Records:

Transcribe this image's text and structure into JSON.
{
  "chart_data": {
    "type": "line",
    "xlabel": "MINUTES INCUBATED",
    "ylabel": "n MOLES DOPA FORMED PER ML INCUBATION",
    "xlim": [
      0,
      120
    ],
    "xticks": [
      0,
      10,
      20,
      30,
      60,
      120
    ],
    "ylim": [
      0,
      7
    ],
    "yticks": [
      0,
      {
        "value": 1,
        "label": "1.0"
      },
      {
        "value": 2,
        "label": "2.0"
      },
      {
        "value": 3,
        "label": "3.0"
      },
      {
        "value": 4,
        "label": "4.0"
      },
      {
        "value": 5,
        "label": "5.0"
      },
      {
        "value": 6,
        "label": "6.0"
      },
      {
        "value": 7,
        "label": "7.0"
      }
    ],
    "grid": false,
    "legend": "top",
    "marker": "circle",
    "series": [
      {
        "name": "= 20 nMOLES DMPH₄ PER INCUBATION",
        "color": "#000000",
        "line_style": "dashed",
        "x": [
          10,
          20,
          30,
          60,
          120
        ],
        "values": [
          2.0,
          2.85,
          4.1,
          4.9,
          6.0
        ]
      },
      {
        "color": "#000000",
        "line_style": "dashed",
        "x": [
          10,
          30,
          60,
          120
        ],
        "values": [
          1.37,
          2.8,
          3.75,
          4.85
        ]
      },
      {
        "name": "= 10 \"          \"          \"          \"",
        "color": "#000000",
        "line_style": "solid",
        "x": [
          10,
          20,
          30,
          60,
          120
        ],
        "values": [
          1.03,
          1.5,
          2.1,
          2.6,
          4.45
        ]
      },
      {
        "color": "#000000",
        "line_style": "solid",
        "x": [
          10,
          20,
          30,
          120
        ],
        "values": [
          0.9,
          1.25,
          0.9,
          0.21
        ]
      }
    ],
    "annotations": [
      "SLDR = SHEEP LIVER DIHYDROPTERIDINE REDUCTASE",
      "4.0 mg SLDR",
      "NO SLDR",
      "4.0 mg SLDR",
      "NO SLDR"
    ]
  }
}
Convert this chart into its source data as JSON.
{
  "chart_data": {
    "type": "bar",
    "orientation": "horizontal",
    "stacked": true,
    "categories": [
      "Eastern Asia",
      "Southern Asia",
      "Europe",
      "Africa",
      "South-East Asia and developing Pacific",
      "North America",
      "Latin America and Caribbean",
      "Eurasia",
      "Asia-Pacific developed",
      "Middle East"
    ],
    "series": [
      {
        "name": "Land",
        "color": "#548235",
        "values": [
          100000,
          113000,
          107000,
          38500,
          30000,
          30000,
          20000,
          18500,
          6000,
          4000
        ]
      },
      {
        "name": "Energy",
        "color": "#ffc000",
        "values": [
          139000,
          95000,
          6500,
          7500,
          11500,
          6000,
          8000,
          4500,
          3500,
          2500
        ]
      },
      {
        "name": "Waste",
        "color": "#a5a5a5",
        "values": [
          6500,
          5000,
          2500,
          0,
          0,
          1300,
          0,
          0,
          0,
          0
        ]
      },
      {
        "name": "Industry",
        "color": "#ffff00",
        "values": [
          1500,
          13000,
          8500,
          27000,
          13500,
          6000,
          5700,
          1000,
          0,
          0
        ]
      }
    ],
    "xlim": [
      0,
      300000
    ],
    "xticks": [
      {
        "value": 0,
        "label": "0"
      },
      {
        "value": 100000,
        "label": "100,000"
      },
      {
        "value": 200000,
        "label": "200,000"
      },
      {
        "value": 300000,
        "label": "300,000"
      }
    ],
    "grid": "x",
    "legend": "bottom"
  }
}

### [EXERCISE DESCRIPTION]
Take the line in which "Convert this chart" occurs and each subsequent line through the end; give these lines again without alteration.

### [WRITTEN ANSWER]
Convert this chart into its source data as JSON.
{
  "chart_data": {
    "type": "bar",
    "orientation": "horizontal",
    "stacked": true,
    "categories": [
      "Eastern Asia",
      "Southern Asia",
      "Europe",
      "Africa",
      "South-East Asia and developing Pacific",
      "North America",
      "Latin America and Caribbean",
      "Eurasia",
      "Asia-Pacific developed",
      "Middle East"
    ],
    "series": [
      {
        "name": "Land",
        "color": "#548235",
        "values": [
          100000,
          113000,
          107000,
          38500,
          30000,
          30000,
          20000,
          18500,
          6000,
          4000
        ]
      },
      {
        "name": "Energy",
        "color": "#ffc000",
        "values": [
          139000,
          95000,
          6500,
          7500,
          11500,
          6000,
          8000,
          4500,
          3500,
          2500
        ]
      },
      {
        "name": "Waste",
        "color": "#a5a5a5",
        "values": [
          6500,
          5000,
          2500,
          0,
          0,
          1300,
          0,
          0,
          0,
          0
        ]
      },
      {
        "name": "Industry",
        "color": "#ffff00",
        "values": [
          1500,
          13000,
          8500,
          27000,
          13500,
          6000,
          5700,
          1000,
          0,
          0
        ]
      }
    ],
    "xlim": [
      0,
      300000
    ],
    "xticks": [
      {
        "value": 0,
        "label": "0"
      },
      {
        "value": 100000,
        "label": "100,000"
      },
      {
        "value": 200000,
        "label": "200,000"
      },
      {
        "value": 300000,
        "label": "300,000"
      }
    ],
    "grid": "x",
    "legend": "bottom"
  }
}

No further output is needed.